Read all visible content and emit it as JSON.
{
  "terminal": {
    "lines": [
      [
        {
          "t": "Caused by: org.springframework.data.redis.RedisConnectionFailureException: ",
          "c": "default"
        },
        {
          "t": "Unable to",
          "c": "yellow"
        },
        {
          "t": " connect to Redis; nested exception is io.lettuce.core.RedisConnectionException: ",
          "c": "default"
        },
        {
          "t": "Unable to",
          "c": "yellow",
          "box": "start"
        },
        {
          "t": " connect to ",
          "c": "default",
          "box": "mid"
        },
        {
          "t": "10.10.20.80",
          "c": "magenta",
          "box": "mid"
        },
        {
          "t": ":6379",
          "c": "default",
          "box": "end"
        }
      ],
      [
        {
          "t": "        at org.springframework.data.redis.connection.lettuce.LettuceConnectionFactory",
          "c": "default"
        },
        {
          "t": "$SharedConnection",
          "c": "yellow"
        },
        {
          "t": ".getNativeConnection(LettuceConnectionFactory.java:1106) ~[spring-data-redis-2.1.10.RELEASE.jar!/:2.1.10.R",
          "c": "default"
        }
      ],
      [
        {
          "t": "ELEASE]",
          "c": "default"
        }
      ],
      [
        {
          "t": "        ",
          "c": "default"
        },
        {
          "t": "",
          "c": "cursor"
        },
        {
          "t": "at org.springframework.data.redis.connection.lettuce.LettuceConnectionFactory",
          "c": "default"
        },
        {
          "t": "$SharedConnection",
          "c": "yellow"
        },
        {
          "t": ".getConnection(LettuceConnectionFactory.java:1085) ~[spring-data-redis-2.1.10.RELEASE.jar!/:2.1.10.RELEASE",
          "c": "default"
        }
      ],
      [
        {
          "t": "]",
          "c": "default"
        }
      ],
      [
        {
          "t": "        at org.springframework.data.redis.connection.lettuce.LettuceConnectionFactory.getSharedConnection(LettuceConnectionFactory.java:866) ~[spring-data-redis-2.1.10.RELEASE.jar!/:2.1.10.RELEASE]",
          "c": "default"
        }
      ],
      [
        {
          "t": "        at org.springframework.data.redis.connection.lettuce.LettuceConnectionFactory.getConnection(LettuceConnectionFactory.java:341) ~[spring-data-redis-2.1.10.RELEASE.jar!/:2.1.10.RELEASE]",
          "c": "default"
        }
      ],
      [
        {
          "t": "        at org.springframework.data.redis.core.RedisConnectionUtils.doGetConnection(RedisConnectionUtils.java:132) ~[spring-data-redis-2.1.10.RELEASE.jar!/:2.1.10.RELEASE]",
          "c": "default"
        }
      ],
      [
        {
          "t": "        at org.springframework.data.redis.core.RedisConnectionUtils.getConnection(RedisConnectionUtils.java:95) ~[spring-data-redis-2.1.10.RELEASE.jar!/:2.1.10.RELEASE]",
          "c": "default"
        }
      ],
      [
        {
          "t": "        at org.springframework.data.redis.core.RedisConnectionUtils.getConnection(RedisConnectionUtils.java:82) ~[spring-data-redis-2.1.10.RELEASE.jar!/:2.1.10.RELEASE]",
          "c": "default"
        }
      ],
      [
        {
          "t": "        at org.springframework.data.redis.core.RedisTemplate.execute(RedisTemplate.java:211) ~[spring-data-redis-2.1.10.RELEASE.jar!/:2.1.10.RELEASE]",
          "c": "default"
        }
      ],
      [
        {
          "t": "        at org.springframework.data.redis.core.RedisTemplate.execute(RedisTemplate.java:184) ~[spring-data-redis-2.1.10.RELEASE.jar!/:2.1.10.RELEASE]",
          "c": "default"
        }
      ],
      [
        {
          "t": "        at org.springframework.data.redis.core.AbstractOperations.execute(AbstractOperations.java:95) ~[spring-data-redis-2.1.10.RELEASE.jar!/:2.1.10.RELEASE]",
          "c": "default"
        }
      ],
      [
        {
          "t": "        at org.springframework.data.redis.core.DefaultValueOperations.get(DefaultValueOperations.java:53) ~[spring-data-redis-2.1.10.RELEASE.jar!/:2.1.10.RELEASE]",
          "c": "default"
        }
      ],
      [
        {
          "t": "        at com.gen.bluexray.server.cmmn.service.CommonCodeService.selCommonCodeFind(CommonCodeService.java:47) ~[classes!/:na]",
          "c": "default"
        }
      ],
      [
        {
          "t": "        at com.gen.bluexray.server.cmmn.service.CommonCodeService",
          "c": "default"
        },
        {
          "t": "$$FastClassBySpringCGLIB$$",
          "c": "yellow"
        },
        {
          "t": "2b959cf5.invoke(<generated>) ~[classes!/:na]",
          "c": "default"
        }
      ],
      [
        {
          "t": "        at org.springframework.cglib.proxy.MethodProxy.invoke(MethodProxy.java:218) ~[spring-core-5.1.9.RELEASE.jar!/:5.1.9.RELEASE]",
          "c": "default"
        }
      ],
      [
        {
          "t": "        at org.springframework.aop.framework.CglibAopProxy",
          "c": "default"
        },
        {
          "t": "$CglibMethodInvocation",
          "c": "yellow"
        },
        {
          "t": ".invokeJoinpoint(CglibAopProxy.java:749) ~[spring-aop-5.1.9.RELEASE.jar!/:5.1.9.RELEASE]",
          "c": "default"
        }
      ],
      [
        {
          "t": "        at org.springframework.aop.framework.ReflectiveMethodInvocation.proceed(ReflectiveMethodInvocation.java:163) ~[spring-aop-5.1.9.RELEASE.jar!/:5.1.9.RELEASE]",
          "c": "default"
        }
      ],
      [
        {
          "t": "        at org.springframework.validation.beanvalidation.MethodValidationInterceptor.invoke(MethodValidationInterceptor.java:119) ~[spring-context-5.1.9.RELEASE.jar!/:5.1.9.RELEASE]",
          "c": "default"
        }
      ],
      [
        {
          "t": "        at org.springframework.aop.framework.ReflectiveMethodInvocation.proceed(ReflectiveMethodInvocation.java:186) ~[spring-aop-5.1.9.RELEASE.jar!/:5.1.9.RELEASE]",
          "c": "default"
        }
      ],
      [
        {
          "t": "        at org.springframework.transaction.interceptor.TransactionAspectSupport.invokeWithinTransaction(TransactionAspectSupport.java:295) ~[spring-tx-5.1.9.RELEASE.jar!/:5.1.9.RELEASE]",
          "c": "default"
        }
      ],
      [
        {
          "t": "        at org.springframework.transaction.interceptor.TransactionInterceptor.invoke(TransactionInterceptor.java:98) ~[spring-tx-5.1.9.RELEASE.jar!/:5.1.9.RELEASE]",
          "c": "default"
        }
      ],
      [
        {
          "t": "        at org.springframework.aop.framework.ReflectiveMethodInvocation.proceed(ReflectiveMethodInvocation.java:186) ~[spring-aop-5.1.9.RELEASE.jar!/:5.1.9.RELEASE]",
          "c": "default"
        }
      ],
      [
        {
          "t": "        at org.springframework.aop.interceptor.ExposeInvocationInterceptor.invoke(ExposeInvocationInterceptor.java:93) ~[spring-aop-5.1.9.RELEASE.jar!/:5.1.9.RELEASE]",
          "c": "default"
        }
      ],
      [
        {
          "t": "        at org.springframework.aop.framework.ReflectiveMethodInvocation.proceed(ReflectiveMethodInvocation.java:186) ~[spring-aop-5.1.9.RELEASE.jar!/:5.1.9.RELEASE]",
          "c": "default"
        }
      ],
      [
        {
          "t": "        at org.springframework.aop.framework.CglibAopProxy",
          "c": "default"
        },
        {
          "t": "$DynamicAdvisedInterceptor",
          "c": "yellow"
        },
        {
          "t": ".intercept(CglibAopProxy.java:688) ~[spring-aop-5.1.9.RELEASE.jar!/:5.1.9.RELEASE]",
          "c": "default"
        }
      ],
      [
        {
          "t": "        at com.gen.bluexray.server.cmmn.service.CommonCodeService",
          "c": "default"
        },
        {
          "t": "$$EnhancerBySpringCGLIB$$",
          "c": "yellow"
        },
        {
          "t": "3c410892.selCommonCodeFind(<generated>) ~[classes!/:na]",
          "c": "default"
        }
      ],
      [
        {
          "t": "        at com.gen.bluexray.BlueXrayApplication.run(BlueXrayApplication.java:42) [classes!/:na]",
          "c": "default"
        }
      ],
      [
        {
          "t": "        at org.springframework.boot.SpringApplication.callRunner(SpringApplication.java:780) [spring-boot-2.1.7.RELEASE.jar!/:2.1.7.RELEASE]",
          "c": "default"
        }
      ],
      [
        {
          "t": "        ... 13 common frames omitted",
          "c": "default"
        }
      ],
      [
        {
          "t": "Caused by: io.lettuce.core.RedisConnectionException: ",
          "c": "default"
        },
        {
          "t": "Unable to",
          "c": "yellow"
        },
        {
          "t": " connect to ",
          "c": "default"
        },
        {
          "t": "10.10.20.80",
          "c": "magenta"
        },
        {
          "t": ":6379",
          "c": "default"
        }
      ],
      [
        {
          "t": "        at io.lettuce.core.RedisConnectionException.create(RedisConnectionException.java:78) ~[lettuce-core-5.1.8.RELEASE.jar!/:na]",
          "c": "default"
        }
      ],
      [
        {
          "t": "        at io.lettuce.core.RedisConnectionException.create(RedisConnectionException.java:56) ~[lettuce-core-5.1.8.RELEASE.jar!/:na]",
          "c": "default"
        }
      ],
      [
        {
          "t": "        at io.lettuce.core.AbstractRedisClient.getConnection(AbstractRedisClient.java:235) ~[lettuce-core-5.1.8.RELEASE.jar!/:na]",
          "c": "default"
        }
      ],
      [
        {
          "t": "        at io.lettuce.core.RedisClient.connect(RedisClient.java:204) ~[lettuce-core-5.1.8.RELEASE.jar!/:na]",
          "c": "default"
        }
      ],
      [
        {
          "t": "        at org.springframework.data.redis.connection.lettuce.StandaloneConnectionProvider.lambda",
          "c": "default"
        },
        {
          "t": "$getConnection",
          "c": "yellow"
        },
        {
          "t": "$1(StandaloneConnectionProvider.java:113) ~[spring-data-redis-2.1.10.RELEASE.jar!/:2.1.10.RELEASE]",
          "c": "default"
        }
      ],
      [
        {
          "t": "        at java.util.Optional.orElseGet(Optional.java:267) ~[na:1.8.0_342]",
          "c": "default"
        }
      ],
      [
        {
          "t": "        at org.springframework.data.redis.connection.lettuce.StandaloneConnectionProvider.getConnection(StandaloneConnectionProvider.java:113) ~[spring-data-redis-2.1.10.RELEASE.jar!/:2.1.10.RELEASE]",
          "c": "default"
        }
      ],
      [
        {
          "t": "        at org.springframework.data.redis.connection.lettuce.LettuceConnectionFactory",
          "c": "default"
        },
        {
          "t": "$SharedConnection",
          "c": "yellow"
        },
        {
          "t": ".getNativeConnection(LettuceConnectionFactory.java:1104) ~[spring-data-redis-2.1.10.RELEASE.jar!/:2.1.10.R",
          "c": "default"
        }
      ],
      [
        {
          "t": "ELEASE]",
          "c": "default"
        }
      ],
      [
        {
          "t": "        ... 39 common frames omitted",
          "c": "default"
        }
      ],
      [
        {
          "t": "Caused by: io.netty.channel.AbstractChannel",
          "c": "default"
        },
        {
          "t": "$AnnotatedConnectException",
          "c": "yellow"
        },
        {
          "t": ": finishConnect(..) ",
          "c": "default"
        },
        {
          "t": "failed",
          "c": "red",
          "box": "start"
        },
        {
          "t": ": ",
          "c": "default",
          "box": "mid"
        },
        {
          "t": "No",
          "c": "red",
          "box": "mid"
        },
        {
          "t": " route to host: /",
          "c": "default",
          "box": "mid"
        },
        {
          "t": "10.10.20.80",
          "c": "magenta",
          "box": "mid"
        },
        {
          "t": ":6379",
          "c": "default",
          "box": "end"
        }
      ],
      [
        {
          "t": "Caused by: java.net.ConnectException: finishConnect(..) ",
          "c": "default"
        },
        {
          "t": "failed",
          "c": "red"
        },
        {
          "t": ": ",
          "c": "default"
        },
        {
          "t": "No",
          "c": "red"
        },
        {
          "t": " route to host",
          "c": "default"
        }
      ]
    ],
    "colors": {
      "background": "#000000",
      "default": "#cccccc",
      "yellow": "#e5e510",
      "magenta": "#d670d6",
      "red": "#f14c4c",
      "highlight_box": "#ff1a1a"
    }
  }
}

**Short problem**
Reproduce every line from the entries that holds the word "create".

**Response below**
          "t": "        at io.lettuce.core.RedisConnectionException.create(RedisConnectionException.java:78) ~[lettuce-core-5.1.8.RELEASE.jar!/:na]",
          "t": "        at io.lettuce.core.RedisConnectionException.create(RedisConnectionException.java:56) ~[lettuce-core-5.1.8.RELEASE.jar!/:na]",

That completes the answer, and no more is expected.